Direction:
Check each line of the listing below for the string "icon", and give only how many lines hold it.

(Raw records)
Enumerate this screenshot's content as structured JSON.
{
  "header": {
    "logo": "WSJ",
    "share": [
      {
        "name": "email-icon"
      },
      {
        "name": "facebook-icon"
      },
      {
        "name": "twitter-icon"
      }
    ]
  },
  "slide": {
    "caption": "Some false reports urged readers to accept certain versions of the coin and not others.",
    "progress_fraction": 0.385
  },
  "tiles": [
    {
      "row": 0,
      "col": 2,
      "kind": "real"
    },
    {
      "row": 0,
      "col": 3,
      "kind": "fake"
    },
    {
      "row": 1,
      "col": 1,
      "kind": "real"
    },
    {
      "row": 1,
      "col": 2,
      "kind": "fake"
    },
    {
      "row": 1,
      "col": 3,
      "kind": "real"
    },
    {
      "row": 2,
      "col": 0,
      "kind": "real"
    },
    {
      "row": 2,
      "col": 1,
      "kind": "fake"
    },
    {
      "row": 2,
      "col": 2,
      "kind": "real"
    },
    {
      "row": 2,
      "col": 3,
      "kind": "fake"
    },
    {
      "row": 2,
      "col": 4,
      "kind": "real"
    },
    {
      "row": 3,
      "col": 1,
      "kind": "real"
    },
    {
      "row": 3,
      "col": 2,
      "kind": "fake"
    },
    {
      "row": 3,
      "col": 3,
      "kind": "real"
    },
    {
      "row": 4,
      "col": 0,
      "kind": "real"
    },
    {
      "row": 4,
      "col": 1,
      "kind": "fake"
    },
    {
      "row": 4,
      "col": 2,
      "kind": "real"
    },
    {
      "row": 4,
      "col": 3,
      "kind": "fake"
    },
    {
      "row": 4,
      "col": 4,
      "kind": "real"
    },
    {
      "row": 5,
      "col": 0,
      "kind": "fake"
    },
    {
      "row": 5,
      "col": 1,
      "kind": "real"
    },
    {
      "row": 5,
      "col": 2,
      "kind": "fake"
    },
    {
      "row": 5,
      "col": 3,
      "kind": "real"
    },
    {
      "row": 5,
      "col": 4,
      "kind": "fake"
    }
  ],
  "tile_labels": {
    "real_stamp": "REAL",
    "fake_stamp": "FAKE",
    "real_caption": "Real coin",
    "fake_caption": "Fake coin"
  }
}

Solved exercise:
3